▶ [Goal] Identify and reproduce every line holding the string "this".

###

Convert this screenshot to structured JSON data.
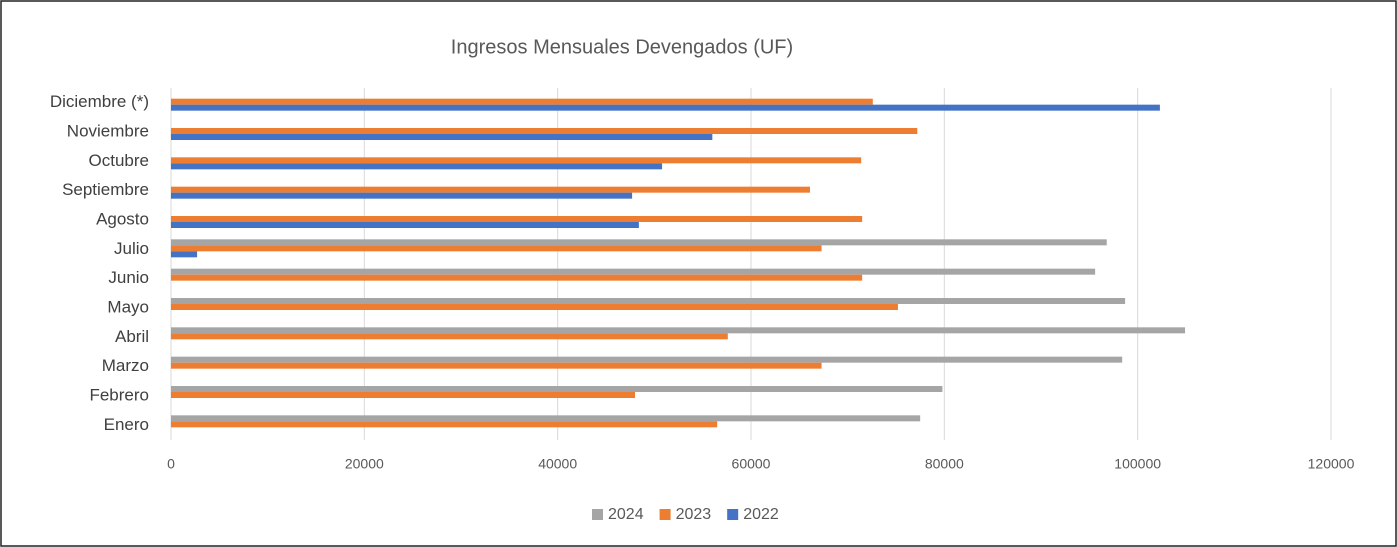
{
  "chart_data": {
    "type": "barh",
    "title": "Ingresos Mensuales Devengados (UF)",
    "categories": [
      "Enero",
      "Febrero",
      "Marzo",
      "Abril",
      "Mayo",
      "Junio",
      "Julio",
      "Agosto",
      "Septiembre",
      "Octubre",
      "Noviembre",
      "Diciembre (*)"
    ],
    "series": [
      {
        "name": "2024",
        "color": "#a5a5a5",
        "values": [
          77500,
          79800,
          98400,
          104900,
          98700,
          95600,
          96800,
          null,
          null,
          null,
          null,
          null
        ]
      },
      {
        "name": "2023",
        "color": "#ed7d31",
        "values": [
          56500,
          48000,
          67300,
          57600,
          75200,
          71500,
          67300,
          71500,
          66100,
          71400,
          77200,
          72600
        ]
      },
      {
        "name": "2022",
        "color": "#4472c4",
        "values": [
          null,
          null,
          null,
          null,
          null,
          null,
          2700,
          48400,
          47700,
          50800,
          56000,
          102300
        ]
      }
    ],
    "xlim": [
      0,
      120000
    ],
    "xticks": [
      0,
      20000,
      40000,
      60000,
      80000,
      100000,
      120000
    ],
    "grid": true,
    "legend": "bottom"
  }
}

###

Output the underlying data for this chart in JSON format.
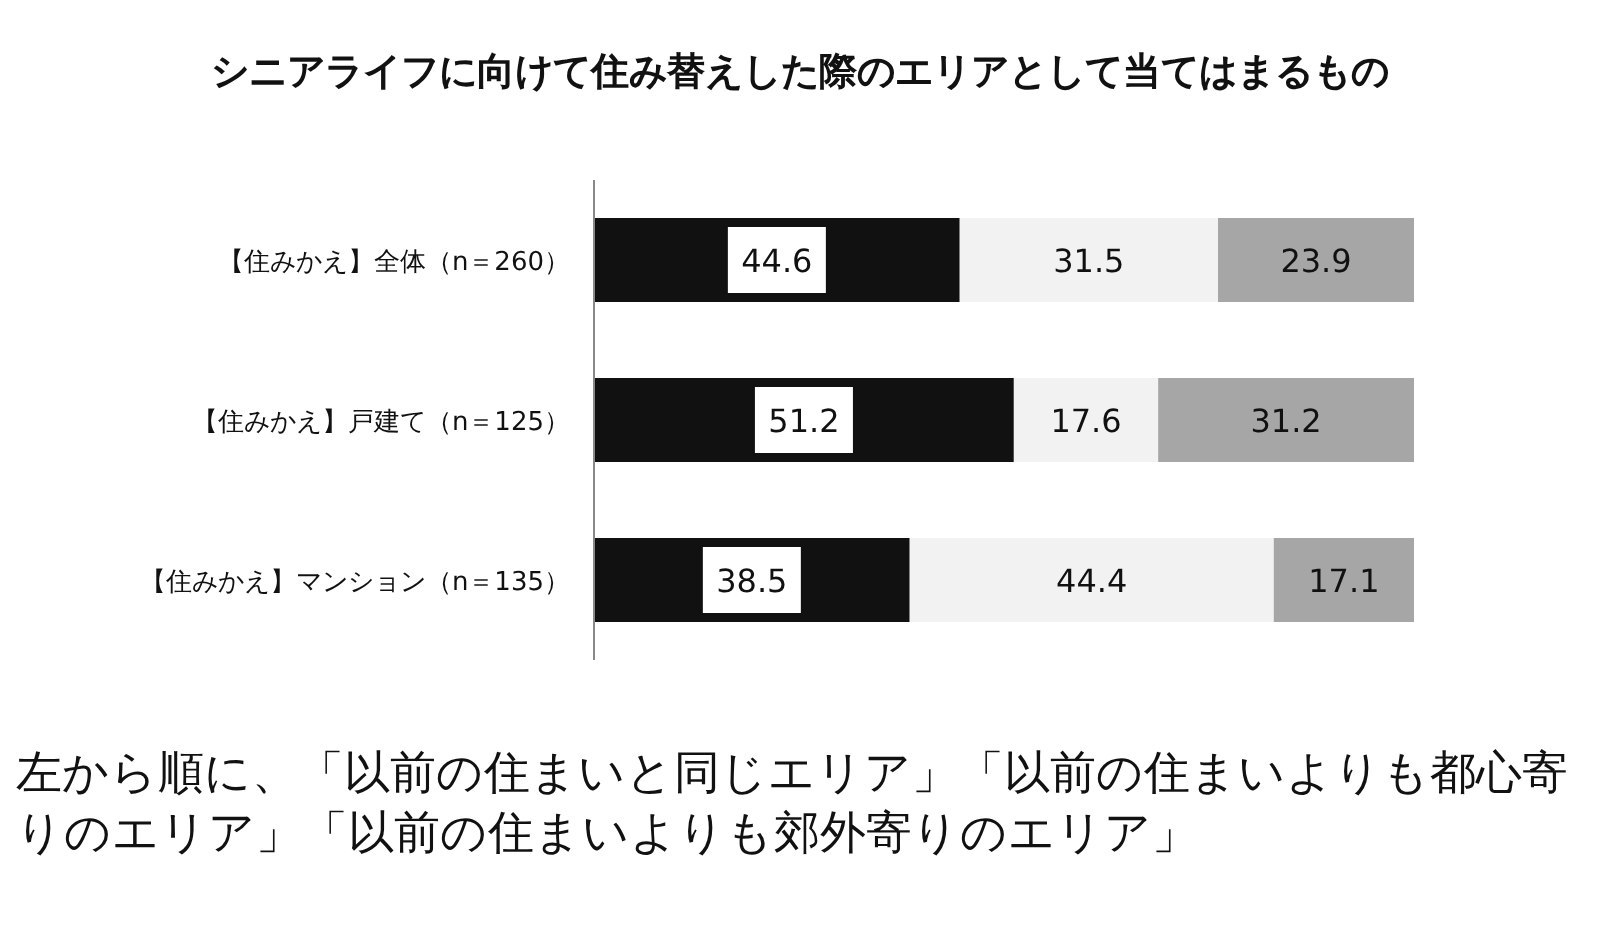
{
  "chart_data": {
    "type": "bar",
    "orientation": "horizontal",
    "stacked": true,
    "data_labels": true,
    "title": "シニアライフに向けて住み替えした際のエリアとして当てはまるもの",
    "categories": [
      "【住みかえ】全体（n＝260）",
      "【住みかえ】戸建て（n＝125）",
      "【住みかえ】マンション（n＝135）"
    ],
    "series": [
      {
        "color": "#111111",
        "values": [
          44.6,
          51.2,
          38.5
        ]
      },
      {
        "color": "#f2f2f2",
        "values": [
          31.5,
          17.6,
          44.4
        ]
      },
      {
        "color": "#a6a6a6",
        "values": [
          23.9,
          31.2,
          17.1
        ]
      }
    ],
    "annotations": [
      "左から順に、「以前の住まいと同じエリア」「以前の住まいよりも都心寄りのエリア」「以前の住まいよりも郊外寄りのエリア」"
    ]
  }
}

###

▶ [Written reply]
Convert this screenshot to structured JSON data.
Output the underlying data for this chart in JSON format.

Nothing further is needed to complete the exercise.